Directions for this task:
Return every line of the material below that contains the word "both", copied in full.

Task data:
— START —

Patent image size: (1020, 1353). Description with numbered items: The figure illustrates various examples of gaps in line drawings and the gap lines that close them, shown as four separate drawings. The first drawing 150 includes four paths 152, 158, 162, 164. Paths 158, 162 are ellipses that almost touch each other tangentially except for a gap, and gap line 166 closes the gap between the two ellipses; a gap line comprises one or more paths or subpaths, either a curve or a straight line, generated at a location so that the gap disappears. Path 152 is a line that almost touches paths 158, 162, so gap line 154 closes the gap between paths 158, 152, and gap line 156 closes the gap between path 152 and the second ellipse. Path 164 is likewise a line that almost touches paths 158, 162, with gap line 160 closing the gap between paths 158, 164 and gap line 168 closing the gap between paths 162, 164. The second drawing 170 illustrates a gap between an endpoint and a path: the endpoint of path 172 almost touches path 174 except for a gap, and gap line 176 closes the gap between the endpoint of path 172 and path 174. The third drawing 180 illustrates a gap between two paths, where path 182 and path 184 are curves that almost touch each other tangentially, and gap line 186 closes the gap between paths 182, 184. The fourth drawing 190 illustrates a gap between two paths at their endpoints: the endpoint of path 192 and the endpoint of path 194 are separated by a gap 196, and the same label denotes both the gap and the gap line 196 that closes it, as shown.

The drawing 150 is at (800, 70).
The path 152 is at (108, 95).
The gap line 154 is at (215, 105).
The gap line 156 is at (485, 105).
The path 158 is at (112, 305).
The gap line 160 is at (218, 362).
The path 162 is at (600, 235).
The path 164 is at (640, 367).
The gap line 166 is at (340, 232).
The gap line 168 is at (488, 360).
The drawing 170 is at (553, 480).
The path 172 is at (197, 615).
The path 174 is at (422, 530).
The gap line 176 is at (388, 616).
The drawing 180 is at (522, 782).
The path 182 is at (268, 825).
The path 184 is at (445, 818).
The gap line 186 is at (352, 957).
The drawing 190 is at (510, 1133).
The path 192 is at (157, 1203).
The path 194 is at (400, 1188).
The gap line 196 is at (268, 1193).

— END —

Written answer:
Patent image size: (1020, 1353). Description with numbered items: The figure illustrates various examples of gaps in line drawings and the gap lines that close them, shown as four separate drawings. The first drawing 150 includes four paths 152, 158, 162, 164. Paths 158, 162 are ellipses that almost touch each other tangentially except for a gap, and gap line 166 closes the gap between the two ellipses; a gap line comprises one or more paths or subpaths, either a curve or a straight line, generated at a location so that the gap disappears. Path 152 is a line that almost touches paths 158, 162, so gap line 154 closes the gap between paths 158, 152, and gap line 156 closes the gap between path 152 and the second ellipse. Path 164 is likewise a line that almost touches paths 158, 162, with gap line 160 closing the gap between paths 158, 164 and gap line 168 closing the gap between paths 162, 164. The second drawing 170 illustrates a gap between an endpoint and a path: the endpoint of path 172 almost touches path 174 except for a gap, and gap line 176 closes the gap between the endpoint of path 172 and path 174. The third drawing 180 illustrates a gap between two paths, where path 182 and path 184 are curves that almost touch each other tangentially, and gap line 186 closes the gap between paths 182, 184. The fourth drawing 190 illustrates a gap between two paths at their endpoints: the endpoint of path 192 and the endpoint of path 194 are separated by a gap 196, and the same label denotes both the gap and the gap line 196 that closes it, as shown.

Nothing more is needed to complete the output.